Given entries:
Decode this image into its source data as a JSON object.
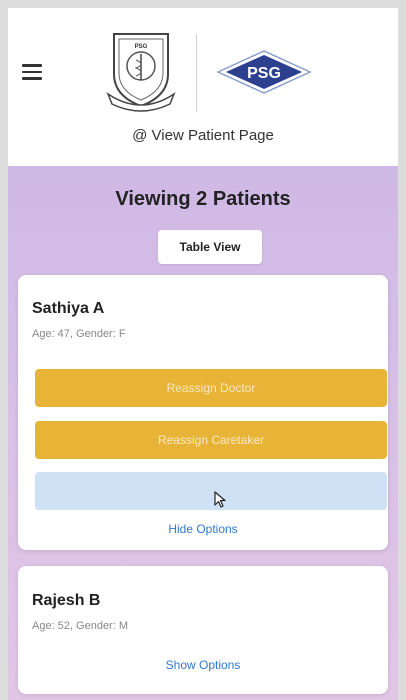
{
  "header": {
    "page_title": "@ View Patient Page",
    "crest_text": "PSG",
    "logo_text": "PSG"
  },
  "main": {
    "title": "Viewing 2 Patients",
    "table_view_label": "Table View"
  },
  "patients": [
    {
      "name": "Sathiya A",
      "meta": "Age: 47, Gender: F",
      "reassign_doctor_label": "Reassign Doctor",
      "reassign_caretaker_label": "Reassign Caretaker",
      "toggle_label": "Hide Options"
    },
    {
      "name": "Rajesh B",
      "meta": "Age: 52, Gender: M",
      "toggle_label": "Show Options"
    }
  ],
  "colors": {
    "accent": "#e8b437",
    "link": "#2f78d2",
    "background": "#c9b4e3"
  }
}
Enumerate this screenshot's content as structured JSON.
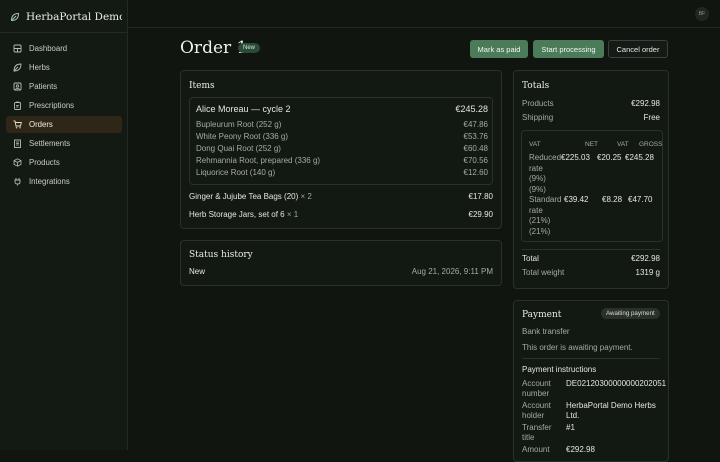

Problem: Nothing but the records above, exact and without pictures, should appear in the answer.

Answer section:
Decode this image into its source data as a JSON object.
{
  "header": {
    "page_title": "@ View Patient Page",
    "crest_text": "PSG",
    "logo_text": "PSG"
  },
  "main": {
    "title": "Viewing 2 Patients",
    "table_view_label": "Table View"
  },
  "patients": [
    {
      "name": "Sathiya A",
      "meta": "Age: 47, Gender: F",
      "reassign_doctor_label": "Reassign Doctor",
      "reassign_caretaker_label": "Reassign Caretaker",
      "toggle_label": "Hide Options"
    },
    {
      "name": "Rajesh B",
      "meta": "Age: 52, Gender: M",
      "toggle_label": "Show Options"
    }
  ],
  "colors": {
    "accent": "#e8b437",
    "link": "#2f78d2",
    "background": "#c9b4e3"
  }
}
Enumerate this screenshot's content as structured JSON.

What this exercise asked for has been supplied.